**Stated exercise**
Transcribe the material exactly. Images do not belong in the copy.

**Excerpted data**
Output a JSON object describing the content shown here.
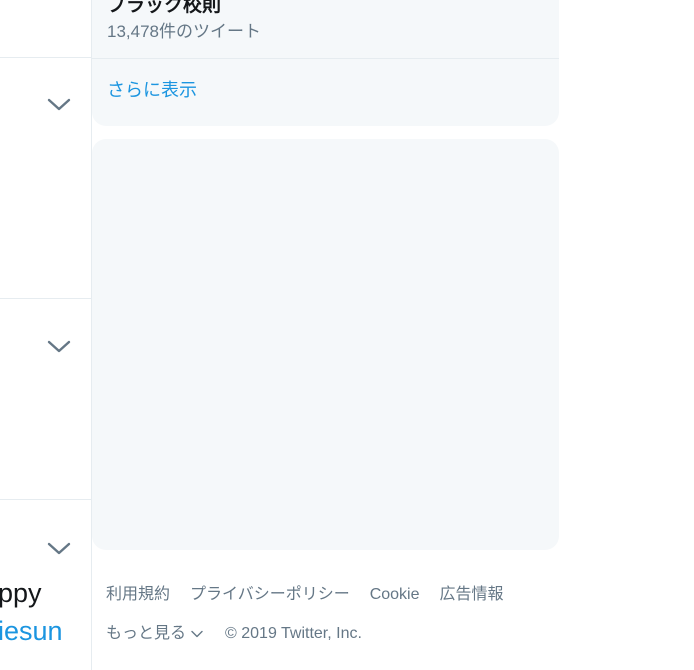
{
  "timeline": {
    "tweet_text_1": "ppy",
    "tweet_text_2": "iesun"
  },
  "trends": {
    "name": "ブラック校則",
    "count": "13,478件のツイート",
    "show_more": "さらに表示"
  },
  "footer": {
    "links": [
      "利用規約",
      "プライバシーポリシー",
      "Cookie",
      "広告情報"
    ],
    "more": "もっと見る",
    "copyright": "© 2019 Twitter, Inc."
  },
  "colors": {
    "link": "#1b95e0",
    "muted": "#657786",
    "card_bg": "#f5f8fa",
    "border": "#e6ecf0"
  },
  "icons": {
    "tweet_menu": "chevron-down-icon",
    "more_menu": "chevron-down-icon"
  }
}
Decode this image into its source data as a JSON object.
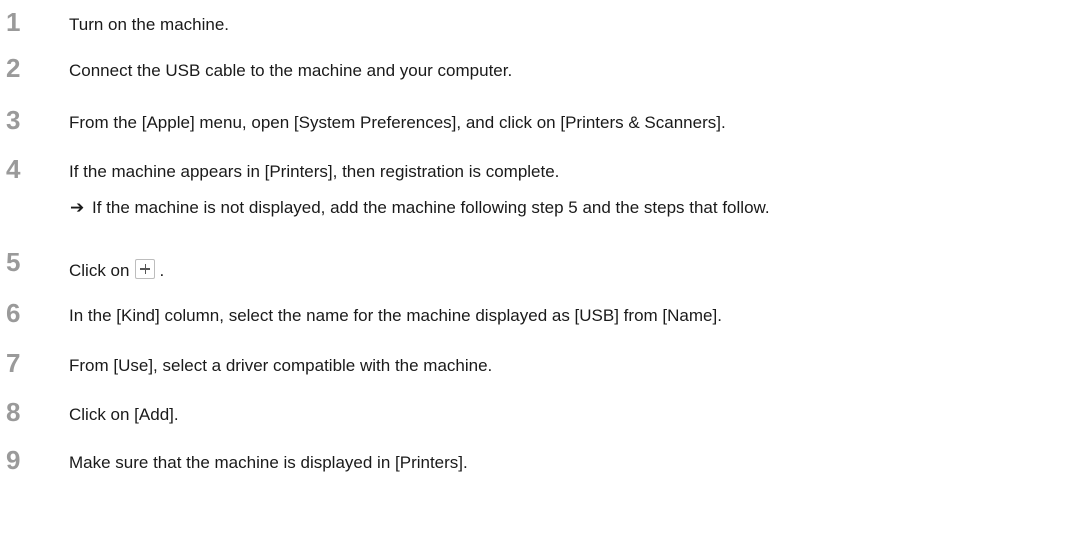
{
  "steps": [
    {
      "num": "1",
      "text": "Turn on the machine."
    },
    {
      "num": "2",
      "text": "Connect the USB cable to the machine and your computer."
    },
    {
      "num": "3",
      "text": "From the [Apple] menu, open [System Preferences], and click on [Printers & Scanners]."
    },
    {
      "num": "4",
      "text": "If the machine appears in [Printers], then registration is complete.",
      "sub_arrow": "➔",
      "sub_text": "If the machine is not displayed, add the machine following step 5 and the steps that follow."
    },
    {
      "num": "5",
      "text_before": "Click on",
      "text_after": ".",
      "icon": "plus-icon"
    },
    {
      "num": "6",
      "text": "In the [Kind] column, select the name for the machine displayed as [USB] from [Name]."
    },
    {
      "num": "7",
      "text": "From [Use], select a driver compatible with the machine."
    },
    {
      "num": "8",
      "text": "Click on [Add]."
    },
    {
      "num": "9",
      "text": "Make sure that the machine is displayed in [Printers]."
    }
  ]
}
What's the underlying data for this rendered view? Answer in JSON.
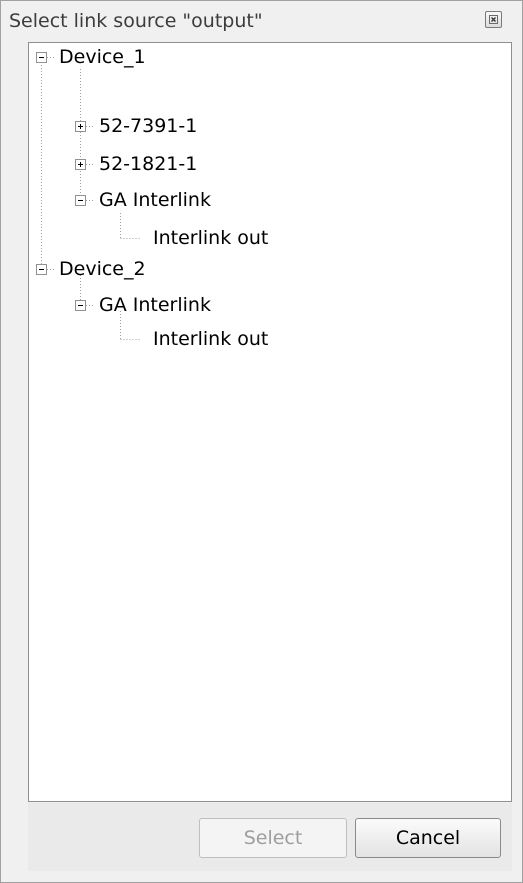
{
  "dialog": {
    "title": "Select link source \"output\"",
    "close_icon": "close-icon"
  },
  "tree": [
    {
      "label": "Device_1",
      "state": "expanded",
      "depth": 0
    },
    {
      "label": "52-7391-1",
      "state": "collapsed",
      "depth": 1
    },
    {
      "label": "52-1821-1",
      "state": "collapsed",
      "depth": 1
    },
    {
      "label": "GA Interlink",
      "state": "expanded",
      "depth": 1
    },
    {
      "label": "Interlink out",
      "state": "leaf",
      "depth": 2
    },
    {
      "label": "Device_2",
      "state": "expanded",
      "depth": 0
    },
    {
      "label": "GA Interlink",
      "state": "expanded",
      "depth": 1
    },
    {
      "label": "Interlink out",
      "state": "leaf",
      "depth": 2
    }
  ],
  "footer": {
    "select_label": "Select",
    "select_enabled": false,
    "cancel_label": "Cancel"
  },
  "colors": {
    "window_bg": "#f0f0f0",
    "tree_bg": "#ffffff",
    "disabled_text": "#9e9e9e"
  }
}
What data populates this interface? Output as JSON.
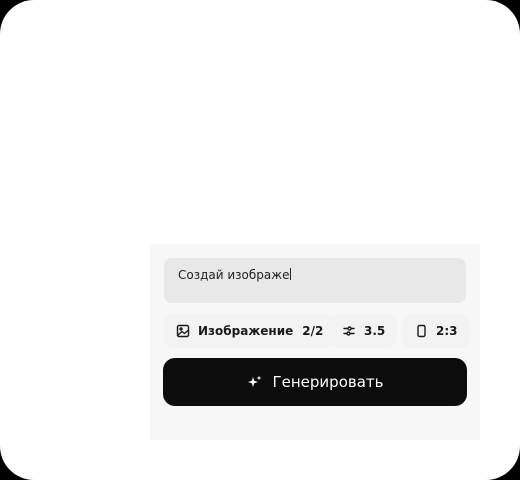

**Exercise answer**
Output a JSON object describing the content shown here.
{
  "timeline": {
    "tweet_text_1": "ppy",
    "tweet_text_2": "iesun"
  },
  "trends": {
    "name": "ブラック校則",
    "count": "13,478件のツイート",
    "show_more": "さらに表示"
  },
  "footer": {
    "links": [
      "利用規約",
      "プライバシーポリシー",
      "Cookie",
      "広告情報"
    ],
    "more": "もっと見る",
    "copyright": "© 2019 Twitter, Inc."
  },
  "colors": {
    "link": "#1b95e0",
    "muted": "#657786",
    "card_bg": "#f5f8fa",
    "border": "#e6ecf0"
  },
  "icons": {
    "tweet_menu": "chevron-down-icon",
    "more_menu": "chevron-down-icon"
  }
}
Decode this image into its source data as a JSON object.
{
  "steps": [
    {
      "num": "1",
      "text": "Turn on the machine."
    },
    {
      "num": "2",
      "text": "Connect the USB cable to the machine and your computer."
    },
    {
      "num": "3",
      "text": "From the [Apple] menu, open [System Preferences], and click on [Printers & Scanners]."
    },
    {
      "num": "4",
      "text": "If the machine appears in [Printers], then registration is complete.",
      "sub_arrow": "➔",
      "sub_text": "If the machine is not displayed, add the machine following step 5 and the steps that follow."
    },
    {
      "num": "5",
      "text_before": "Click on",
      "text_after": ".",
      "icon": "plus-icon"
    },
    {
      "num": "6",
      "text": "In the [Kind] column, select the name for the machine displayed as [USB] from [Name]."
    },
    {
      "num": "7",
      "text": "From [Use], select a driver compatible with the machine."
    },
    {
      "num": "8",
      "text": "Click on [Add]."
    },
    {
      "num": "9",
      "text": "Make sure that the machine is displayed in [Printers]."
    }
  ]
}
What's the underlying data for this rendered view? Answer in JSON.
{
  "dialog": {
    "title": "Select link source \"output\"",
    "close_icon": "close-icon"
  },
  "tree": [
    {
      "label": "Device_1",
      "state": "expanded",
      "depth": 0
    },
    {
      "label": "52-7391-1",
      "state": "collapsed",
      "depth": 1
    },
    {
      "label": "52-1821-1",
      "state": "collapsed",
      "depth": 1
    },
    {
      "label": "GA Interlink",
      "state": "expanded",
      "depth": 1
    },
    {
      "label": "Interlink out",
      "state": "leaf",
      "depth": 2
    },
    {
      "label": "Device_2",
      "state": "expanded",
      "depth": 0
    },
    {
      "label": "GA Interlink",
      "state": "expanded",
      "depth": 1
    },
    {
      "label": "Interlink out",
      "state": "leaf",
      "depth": 2
    }
  ],
  "footer": {
    "select_label": "Select",
    "select_enabled": false,
    "cancel_label": "Cancel"
  },
  "colors": {
    "window_bg": "#f0f0f0",
    "tree_bg": "#ffffff",
    "disabled_text": "#9e9e9e"
  }
}
What data populates this interface? Output as JSON.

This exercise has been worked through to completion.